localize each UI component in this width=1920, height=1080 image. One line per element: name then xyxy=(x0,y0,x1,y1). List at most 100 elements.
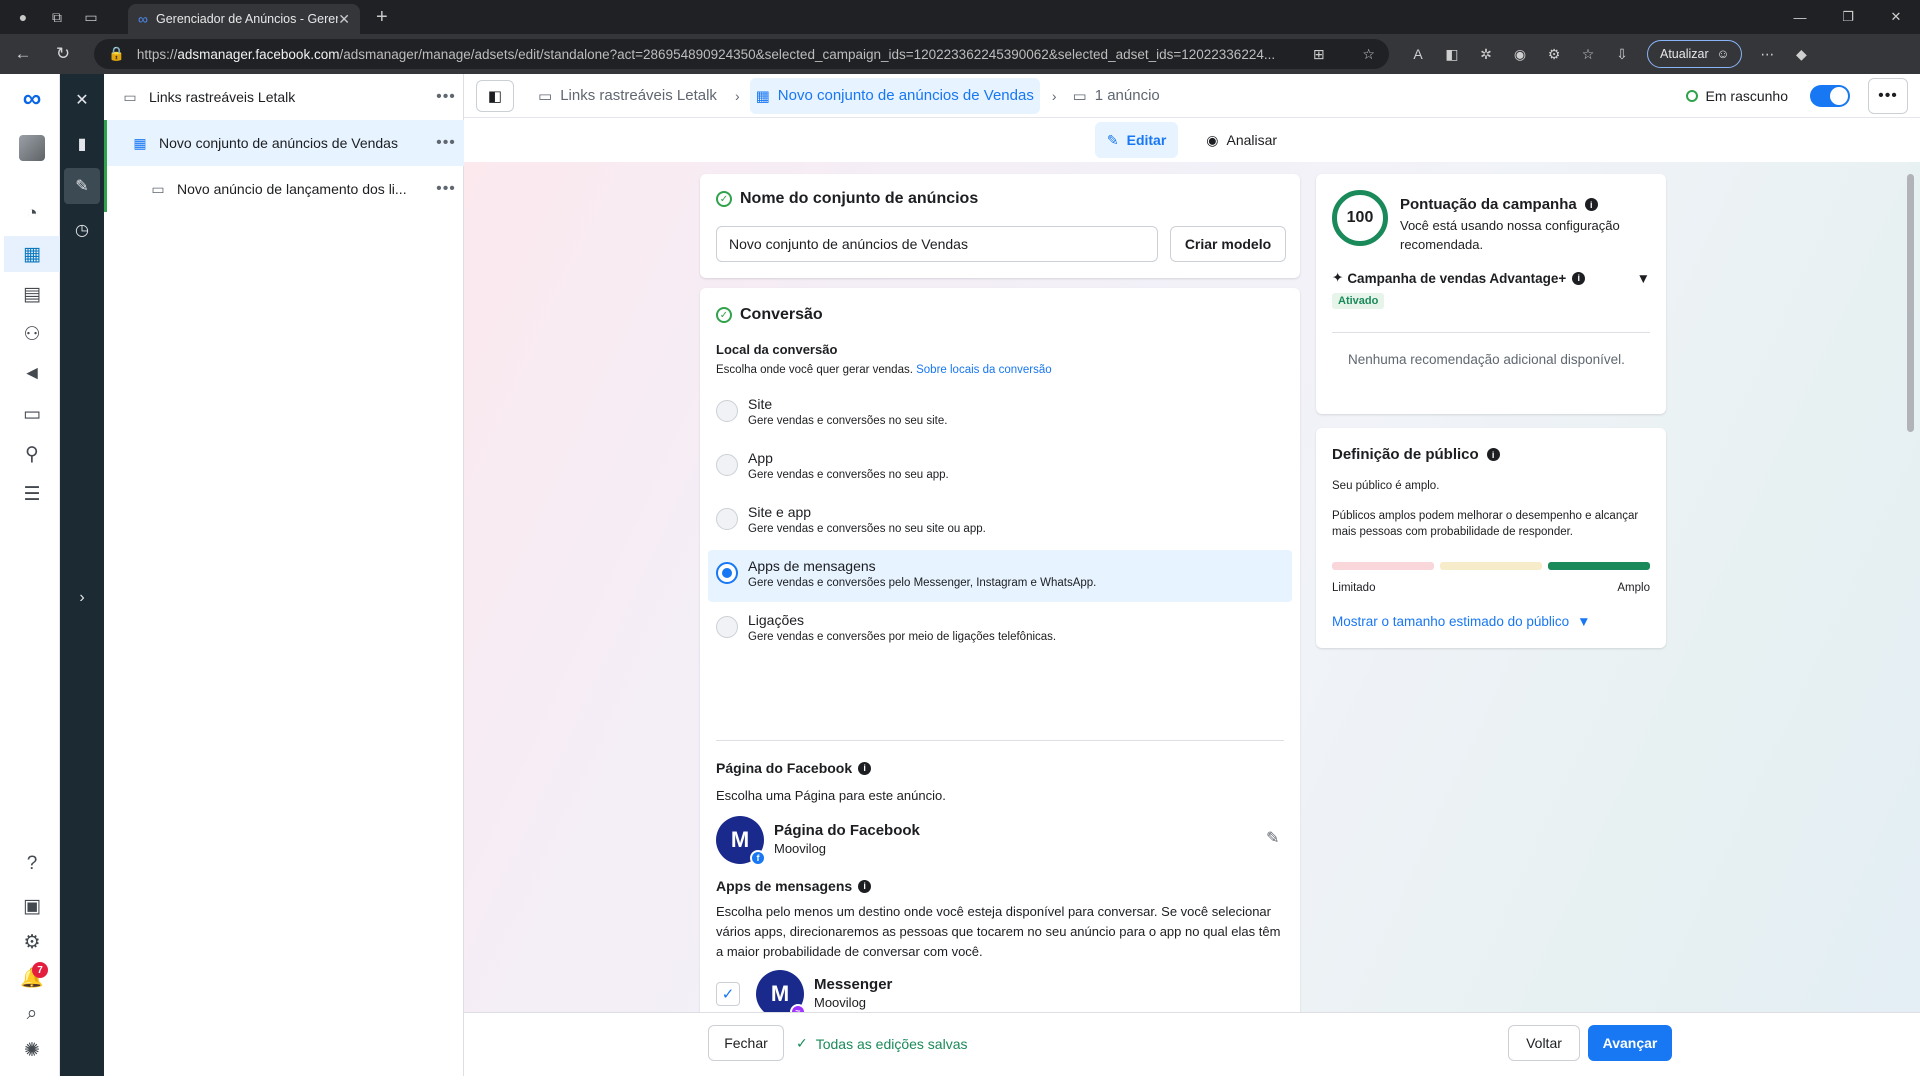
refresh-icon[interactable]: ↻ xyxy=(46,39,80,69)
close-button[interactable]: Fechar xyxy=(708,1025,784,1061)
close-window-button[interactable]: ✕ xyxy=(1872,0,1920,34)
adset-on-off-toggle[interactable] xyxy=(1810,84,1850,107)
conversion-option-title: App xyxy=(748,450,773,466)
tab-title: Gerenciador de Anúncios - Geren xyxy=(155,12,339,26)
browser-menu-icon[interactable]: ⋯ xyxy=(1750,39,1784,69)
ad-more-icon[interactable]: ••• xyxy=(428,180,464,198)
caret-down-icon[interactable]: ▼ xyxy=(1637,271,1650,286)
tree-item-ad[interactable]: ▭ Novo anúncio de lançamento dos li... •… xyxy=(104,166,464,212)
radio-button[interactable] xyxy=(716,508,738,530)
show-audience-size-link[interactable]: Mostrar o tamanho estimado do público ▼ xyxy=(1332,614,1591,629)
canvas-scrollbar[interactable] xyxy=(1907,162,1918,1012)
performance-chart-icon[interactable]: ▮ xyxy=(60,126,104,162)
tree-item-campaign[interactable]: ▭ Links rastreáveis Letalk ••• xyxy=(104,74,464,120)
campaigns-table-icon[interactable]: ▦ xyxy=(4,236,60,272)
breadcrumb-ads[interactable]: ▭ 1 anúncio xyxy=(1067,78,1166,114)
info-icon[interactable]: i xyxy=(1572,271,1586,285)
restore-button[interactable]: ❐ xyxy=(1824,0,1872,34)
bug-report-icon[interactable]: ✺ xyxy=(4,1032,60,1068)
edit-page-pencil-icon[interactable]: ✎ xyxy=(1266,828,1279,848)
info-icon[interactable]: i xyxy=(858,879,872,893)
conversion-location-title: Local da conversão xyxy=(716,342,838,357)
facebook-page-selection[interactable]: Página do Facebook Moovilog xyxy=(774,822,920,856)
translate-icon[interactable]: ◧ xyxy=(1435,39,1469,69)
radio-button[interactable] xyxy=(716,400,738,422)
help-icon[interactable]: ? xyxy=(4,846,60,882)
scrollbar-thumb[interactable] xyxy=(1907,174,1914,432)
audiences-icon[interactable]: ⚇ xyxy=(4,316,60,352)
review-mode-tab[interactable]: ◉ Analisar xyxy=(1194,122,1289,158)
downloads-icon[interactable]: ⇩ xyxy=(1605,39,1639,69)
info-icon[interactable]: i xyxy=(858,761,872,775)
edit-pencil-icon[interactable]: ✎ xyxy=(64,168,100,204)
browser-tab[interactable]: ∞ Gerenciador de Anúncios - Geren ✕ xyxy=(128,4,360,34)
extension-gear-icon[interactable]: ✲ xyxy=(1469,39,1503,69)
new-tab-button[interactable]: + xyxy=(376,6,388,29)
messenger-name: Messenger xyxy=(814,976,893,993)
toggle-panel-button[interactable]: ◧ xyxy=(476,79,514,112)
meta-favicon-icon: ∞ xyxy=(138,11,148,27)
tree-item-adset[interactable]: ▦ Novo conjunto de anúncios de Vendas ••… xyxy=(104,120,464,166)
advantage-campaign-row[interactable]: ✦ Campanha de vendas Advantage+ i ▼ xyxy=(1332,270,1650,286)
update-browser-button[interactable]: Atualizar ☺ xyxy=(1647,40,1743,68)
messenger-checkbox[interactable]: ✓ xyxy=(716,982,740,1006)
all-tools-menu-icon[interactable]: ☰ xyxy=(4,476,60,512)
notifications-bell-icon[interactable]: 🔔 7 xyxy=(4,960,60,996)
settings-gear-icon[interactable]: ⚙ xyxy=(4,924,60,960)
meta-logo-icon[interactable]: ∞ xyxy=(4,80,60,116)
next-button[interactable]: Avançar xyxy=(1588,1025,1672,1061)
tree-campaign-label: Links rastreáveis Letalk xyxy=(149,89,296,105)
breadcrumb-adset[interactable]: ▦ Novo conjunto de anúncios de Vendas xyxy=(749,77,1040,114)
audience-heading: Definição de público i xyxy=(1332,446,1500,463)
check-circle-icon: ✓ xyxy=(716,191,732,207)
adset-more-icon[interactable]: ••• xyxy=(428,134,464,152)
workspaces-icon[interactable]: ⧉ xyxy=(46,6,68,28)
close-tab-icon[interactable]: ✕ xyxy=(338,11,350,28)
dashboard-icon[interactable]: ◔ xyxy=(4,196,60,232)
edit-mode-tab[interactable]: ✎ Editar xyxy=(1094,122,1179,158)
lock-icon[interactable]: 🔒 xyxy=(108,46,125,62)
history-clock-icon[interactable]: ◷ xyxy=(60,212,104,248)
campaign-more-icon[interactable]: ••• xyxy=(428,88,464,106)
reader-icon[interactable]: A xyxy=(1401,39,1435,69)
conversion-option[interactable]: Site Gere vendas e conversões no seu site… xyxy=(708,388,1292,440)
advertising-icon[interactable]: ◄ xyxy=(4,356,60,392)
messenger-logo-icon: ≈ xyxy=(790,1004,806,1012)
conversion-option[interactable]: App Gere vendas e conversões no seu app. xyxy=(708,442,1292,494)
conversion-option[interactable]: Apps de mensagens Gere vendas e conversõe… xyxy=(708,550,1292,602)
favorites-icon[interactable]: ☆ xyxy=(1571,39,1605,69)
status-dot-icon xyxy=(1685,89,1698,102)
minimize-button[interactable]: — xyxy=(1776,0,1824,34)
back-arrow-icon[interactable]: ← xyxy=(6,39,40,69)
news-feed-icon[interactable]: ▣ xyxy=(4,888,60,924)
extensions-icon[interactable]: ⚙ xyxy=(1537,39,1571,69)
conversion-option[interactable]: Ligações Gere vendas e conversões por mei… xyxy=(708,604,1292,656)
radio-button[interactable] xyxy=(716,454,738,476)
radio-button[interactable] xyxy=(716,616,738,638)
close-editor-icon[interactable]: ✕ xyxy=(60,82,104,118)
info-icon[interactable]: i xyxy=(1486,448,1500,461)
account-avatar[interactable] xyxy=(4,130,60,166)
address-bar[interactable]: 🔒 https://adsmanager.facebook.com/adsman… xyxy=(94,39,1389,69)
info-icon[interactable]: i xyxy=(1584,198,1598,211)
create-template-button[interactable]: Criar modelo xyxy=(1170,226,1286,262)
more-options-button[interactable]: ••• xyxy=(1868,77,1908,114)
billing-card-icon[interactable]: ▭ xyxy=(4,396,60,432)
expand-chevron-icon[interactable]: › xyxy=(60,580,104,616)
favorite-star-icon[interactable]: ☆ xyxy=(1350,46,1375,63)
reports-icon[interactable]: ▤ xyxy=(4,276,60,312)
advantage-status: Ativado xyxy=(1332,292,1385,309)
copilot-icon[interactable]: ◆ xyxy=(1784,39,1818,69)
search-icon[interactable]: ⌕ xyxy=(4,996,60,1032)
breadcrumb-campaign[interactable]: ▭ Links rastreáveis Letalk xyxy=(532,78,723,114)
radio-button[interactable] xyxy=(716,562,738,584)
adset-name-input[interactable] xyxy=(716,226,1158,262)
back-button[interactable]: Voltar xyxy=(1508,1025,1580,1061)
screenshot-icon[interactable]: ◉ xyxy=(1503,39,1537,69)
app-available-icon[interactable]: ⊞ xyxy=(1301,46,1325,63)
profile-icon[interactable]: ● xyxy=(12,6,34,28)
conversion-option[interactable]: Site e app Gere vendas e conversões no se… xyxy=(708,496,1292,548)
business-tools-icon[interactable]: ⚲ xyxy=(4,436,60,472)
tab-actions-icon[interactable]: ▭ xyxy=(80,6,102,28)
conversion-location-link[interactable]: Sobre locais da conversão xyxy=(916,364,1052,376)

▬▬▬▬▬▬▬▬▬▬

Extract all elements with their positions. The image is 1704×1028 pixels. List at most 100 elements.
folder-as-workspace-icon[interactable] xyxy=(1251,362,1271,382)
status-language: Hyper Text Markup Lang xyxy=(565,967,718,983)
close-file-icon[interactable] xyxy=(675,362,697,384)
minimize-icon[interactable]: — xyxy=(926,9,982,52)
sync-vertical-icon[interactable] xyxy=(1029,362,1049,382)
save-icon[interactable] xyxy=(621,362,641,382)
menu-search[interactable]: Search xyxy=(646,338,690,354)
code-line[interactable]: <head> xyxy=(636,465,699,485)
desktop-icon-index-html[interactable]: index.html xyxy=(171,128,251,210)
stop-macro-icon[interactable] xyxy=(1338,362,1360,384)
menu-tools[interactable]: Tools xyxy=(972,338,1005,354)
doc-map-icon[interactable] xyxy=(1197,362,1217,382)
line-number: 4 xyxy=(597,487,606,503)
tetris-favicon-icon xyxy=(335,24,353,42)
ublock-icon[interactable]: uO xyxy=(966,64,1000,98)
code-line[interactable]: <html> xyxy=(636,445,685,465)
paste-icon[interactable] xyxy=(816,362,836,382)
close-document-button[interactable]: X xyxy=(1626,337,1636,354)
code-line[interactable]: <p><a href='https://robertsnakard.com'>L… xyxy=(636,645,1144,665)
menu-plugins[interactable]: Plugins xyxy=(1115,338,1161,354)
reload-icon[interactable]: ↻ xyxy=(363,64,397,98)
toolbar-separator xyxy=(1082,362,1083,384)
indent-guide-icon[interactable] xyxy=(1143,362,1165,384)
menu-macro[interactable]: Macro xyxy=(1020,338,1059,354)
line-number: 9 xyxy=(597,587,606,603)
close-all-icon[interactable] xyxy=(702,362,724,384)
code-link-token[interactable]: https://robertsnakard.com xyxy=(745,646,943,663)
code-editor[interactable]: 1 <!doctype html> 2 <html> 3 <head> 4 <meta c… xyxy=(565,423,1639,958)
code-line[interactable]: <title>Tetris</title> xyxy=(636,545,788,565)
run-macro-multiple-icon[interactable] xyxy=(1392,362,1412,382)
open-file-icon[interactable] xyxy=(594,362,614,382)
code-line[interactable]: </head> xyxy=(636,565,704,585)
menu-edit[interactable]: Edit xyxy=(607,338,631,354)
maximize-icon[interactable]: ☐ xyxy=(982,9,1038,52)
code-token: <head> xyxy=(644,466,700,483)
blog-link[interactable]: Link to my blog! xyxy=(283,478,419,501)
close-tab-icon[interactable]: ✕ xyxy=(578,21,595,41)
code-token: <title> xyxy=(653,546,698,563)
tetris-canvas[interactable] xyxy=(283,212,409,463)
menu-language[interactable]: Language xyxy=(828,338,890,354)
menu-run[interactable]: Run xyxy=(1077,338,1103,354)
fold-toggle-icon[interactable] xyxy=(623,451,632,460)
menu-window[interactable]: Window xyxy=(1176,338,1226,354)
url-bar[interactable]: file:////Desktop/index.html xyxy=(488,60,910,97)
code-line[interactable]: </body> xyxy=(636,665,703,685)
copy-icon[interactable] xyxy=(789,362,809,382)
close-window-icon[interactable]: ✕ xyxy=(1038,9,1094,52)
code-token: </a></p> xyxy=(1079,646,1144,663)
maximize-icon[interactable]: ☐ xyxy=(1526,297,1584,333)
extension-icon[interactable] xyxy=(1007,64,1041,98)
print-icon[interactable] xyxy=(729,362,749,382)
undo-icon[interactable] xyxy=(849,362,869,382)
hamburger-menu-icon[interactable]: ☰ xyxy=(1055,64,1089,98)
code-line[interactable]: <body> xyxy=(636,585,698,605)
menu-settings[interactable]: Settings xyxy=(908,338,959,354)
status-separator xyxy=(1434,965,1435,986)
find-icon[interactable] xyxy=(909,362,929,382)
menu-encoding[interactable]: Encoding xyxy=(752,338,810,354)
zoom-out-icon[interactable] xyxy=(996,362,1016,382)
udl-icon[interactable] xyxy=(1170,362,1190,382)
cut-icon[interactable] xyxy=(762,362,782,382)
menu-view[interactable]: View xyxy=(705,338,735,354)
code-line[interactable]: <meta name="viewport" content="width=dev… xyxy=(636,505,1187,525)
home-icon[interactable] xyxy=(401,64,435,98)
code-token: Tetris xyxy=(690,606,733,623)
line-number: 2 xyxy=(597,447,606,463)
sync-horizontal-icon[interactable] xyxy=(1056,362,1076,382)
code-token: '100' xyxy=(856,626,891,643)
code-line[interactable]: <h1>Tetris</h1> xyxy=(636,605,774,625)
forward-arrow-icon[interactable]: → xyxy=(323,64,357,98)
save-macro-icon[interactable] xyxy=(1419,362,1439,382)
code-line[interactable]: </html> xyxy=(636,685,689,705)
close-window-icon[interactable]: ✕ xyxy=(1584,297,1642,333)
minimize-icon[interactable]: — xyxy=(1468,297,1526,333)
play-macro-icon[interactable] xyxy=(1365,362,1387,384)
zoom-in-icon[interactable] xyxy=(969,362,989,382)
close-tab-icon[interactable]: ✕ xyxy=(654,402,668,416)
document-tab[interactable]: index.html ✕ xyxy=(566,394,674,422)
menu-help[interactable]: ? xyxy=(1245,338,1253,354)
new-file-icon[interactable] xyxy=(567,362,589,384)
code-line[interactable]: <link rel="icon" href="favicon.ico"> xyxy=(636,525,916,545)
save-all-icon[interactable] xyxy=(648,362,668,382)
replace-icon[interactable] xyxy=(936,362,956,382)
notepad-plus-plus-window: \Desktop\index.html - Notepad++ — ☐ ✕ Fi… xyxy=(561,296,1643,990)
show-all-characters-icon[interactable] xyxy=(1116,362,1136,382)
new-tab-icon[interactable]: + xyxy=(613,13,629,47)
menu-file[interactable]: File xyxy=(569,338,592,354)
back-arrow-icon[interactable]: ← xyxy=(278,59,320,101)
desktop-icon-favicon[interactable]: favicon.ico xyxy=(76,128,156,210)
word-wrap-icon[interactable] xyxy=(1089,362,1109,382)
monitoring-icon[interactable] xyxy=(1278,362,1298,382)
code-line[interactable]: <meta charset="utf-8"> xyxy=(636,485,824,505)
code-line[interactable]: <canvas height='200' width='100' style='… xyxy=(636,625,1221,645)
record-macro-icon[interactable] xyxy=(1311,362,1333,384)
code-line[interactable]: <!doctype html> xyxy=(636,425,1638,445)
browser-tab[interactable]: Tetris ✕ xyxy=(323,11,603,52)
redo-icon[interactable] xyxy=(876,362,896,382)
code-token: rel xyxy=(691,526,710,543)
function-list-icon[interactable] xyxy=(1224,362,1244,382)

▬▬▬▬▬▬▬▬▬▬

Print the material from the line with "refresh-icon[interactable]: ↻ xyxy=(46,39,80,69)" to the line with "info-icon[interactable]: i xyxy=(858,879,872,893)", reproducing each line without any change.

**Task answer:**
refresh-icon[interactable]: ↻ xyxy=(46,39,80,69)
close-button[interactable]: Fechar xyxy=(708,1025,784,1061)
close-window-button[interactable]: ✕ xyxy=(1872,0,1920,34)
adset-on-off-toggle[interactable] xyxy=(1810,84,1850,107)
conversion-option-title: App xyxy=(748,450,773,466)
tab-title: Gerenciador de Anúncios - Geren xyxy=(155,12,339,26)
browser-menu-icon[interactable]: ⋯ xyxy=(1750,39,1784,69)
ad-more-icon[interactable]: ••• xyxy=(428,180,464,198)
caret-down-icon[interactable]: ▼ xyxy=(1637,271,1650,286)
tree-item-ad[interactable]: ▭ Novo anúncio de lançamento dos li... •… xyxy=(104,166,464,212)
radio-button[interactable] xyxy=(716,508,738,530)
show-audience-size-link[interactable]: Mostrar o tamanho estimado do público ▼ xyxy=(1332,614,1591,629)
canvas-scrollbar[interactable] xyxy=(1907,162,1918,1012)
performance-chart-icon[interactable]: ▮ xyxy=(60,126,104,162)
tree-item-campaign[interactable]: ▭ Links rastreáveis Letalk ••• xyxy=(104,74,464,120)
campaigns-table-icon[interactable]: ▦ xyxy=(4,236,60,272)
breadcrumb-ads[interactable]: ▭ 1 anúncio xyxy=(1067,78,1166,114)
info-icon[interactable]: i xyxy=(1572,271,1586,285)
restore-button[interactable]: ❐ xyxy=(1824,0,1872,34)
bug-report-icon[interactable]: ✺ xyxy=(4,1032,60,1068)
edit-page-pencil-icon[interactable]: ✎ xyxy=(1266,828,1279,848)
info-icon[interactable]: i xyxy=(858,879,872,893)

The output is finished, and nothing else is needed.